=== EXERCISE BRIEF ===
Gather each line in the entries that includes the string "name".

=== DATASET EXCERPTS ===

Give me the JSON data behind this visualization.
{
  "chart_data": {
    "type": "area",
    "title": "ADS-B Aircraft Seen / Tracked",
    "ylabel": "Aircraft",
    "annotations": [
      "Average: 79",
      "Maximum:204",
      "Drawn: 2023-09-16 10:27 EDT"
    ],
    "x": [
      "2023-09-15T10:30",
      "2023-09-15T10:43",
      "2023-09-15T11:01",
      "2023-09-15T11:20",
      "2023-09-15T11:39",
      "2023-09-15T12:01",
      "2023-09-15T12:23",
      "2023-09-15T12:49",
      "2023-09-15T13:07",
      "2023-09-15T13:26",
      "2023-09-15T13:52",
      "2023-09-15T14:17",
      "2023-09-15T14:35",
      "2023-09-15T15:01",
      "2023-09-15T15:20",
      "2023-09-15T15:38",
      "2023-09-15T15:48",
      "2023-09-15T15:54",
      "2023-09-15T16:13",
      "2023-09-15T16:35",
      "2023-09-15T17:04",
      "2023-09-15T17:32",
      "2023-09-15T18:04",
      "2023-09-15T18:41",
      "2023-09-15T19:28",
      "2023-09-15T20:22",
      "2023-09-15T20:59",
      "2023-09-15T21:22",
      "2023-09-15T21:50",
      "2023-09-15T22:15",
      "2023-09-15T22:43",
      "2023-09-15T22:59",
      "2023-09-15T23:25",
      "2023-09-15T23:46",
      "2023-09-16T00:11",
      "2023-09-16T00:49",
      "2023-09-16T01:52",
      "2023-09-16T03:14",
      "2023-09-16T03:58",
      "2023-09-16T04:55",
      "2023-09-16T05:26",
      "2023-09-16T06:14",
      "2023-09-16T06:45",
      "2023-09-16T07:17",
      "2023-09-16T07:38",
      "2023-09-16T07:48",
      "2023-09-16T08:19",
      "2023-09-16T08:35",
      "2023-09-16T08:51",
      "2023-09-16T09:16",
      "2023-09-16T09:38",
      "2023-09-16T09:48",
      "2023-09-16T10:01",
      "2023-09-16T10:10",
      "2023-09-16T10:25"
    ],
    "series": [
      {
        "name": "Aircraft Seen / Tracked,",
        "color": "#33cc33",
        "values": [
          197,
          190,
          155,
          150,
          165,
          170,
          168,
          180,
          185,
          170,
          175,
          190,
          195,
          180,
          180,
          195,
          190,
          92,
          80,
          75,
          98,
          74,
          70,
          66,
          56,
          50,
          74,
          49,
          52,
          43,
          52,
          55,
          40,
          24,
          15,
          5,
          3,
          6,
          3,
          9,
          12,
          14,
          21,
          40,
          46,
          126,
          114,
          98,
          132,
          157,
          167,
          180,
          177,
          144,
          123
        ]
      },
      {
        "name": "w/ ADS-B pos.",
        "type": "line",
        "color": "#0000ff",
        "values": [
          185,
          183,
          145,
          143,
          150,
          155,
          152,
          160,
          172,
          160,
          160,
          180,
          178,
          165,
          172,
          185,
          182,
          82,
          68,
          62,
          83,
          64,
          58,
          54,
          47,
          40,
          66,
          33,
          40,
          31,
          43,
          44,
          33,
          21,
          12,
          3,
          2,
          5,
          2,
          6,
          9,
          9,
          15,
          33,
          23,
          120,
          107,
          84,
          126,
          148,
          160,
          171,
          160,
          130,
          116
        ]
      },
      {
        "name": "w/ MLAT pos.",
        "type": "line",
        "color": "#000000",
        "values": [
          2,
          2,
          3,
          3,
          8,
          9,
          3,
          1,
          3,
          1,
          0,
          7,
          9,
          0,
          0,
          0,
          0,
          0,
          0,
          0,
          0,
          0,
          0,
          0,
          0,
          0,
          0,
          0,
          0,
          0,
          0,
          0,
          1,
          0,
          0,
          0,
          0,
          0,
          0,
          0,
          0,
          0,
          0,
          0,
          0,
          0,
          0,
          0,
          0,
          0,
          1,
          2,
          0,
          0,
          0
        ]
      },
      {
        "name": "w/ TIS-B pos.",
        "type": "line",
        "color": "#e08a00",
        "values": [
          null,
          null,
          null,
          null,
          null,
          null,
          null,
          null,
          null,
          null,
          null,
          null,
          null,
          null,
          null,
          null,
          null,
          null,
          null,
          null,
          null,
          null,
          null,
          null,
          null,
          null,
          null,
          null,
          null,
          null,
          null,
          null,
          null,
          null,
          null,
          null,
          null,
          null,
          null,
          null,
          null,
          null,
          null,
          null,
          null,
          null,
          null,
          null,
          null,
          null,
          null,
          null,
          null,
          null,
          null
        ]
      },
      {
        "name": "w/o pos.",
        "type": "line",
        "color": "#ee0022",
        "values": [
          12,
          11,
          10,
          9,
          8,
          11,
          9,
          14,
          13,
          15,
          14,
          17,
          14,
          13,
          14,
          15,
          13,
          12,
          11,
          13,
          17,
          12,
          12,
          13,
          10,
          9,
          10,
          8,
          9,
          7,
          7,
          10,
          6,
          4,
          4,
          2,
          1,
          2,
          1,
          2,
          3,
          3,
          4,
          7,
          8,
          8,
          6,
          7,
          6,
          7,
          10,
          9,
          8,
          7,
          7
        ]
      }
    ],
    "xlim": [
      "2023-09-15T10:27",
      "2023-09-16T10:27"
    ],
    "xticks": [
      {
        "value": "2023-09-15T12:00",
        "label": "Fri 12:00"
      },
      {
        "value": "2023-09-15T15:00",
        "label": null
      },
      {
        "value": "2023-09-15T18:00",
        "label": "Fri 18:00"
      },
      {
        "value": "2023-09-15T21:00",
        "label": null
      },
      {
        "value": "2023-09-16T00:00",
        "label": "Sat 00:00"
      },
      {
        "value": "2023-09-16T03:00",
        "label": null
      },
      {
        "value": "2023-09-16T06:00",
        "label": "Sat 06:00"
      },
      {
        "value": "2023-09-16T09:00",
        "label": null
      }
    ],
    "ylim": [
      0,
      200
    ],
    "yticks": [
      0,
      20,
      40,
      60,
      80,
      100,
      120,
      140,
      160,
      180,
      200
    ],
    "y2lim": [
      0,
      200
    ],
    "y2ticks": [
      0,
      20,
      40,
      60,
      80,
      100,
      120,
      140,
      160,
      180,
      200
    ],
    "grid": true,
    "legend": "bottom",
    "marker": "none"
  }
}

=== ANSWER TO THE TASK ===
        "name": "Aircraft Seen / Tracked,",
        "name": "w/ ADS-B pos.",
        "name": "w/ MLAT pos.",
        "name": "w/ TIS-B pos.",
        "name": "w/o pos.",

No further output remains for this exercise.